(WORK TO DO): What follows is a listing; restate every line of it word for word.

(DATA PROVIDED):
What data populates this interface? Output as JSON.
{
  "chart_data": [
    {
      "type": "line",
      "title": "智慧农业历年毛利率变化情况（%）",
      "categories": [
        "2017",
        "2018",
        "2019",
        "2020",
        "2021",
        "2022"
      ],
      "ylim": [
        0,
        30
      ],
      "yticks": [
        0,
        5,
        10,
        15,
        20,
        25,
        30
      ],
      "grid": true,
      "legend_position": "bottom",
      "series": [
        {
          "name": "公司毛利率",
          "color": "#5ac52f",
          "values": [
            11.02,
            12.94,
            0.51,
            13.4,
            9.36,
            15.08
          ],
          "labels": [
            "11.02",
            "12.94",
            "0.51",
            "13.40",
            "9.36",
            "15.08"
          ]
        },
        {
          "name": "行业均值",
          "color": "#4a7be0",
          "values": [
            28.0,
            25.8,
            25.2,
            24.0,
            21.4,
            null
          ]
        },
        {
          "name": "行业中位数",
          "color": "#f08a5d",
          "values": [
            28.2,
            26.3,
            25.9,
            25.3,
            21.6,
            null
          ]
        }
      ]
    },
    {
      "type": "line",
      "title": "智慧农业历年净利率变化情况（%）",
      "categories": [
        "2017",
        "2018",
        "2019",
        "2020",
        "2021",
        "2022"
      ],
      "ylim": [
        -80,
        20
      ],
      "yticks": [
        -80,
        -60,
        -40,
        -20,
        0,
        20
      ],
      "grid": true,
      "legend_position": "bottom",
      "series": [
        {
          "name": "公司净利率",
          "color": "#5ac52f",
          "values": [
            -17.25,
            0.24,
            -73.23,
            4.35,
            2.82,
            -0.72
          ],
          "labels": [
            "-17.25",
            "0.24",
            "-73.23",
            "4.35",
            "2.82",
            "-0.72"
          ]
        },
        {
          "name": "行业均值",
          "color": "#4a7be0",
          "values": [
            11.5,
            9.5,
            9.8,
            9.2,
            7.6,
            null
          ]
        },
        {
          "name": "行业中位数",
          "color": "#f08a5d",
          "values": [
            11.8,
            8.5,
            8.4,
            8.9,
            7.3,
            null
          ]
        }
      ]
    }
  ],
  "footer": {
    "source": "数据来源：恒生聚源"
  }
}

(WORKED SOLUTION):
What data populates this interface? Output as JSON.
{
  "chart_data": [
    {
      "type": "line",
      "title": "智慧农业历年毛利率变化情况（%）",
      "categories": [
        "2017",
        "2018",
        "2019",
        "2020",
        "2021",
        "2022"
      ],
      "ylim": [
        0,
        30
      ],
      "yticks": [
        0,
        5,
        10,
        15,
        20,
        25,
        30
      ],
      "grid": true,
      "legend_position": "bottom",
      "series": [
        {
          "name": "公司毛利率",
          "color": "#5ac52f",
          "values": [
            11.02,
            12.94,
            0.51,
            13.4,
            9.36,
            15.08
          ],
          "labels": [
            "11.02",
            "12.94",
            "0.51",
            "13.40",
            "9.36",
            "15.08"
          ]
        },
        {
          "name": "行业均值",
          "color": "#4a7be0",
          "values": [
            28.0,
            25.8,
            25.2,
            24.0,
            21.4,
            null
          ]
        },
        {
          "name": "行业中位数",
          "color": "#f08a5d",
          "values": [
            28.2,
            26.3,
            25.9,
            25.3,
            21.6,
            null
          ]
        }
      ]
    },
    {
      "type": "line",
      "title": "智慧农业历年净利率变化情况（%）",
      "categories": [
        "2017",
        "2018",
        "2019",
        "2020",
        "2021",
        "2022"
      ],
      "ylim": [
        -80,
        20
      ],
      "yticks": [
        -80,
        -60,
        -40,
        -20,
        0,
        20
      ],
      "grid": true,
      "legend_position": "bottom",
      "series": [
        {
          "name": "公司净利率",
          "color": "#5ac52f",
          "values": [
            -17.25,
            0.24,
            -73.23,
            4.35,
            2.82,
            -0.72
          ],
          "labels": [
            "-17.25",
            "0.24",
            "-73.23",
            "4.35",
            "2.82",
            "-0.72"
          ]
        },
        {
          "name": "行业均值",
          "color": "#4a7be0",
          "values": [
            11.5,
            9.5,
            9.8,
            9.2,
            7.6,
            null
          ]
        },
        {
          "name": "行业中位数",
          "color": "#f08a5d",
          "values": [
            11.8,
            8.5,
            8.4,
            8.9,
            7.3,
            null
          ]
        }
      ]
    }
  ],
  "footer": {
    "source": "数据来源：恒生聚源"
  }
}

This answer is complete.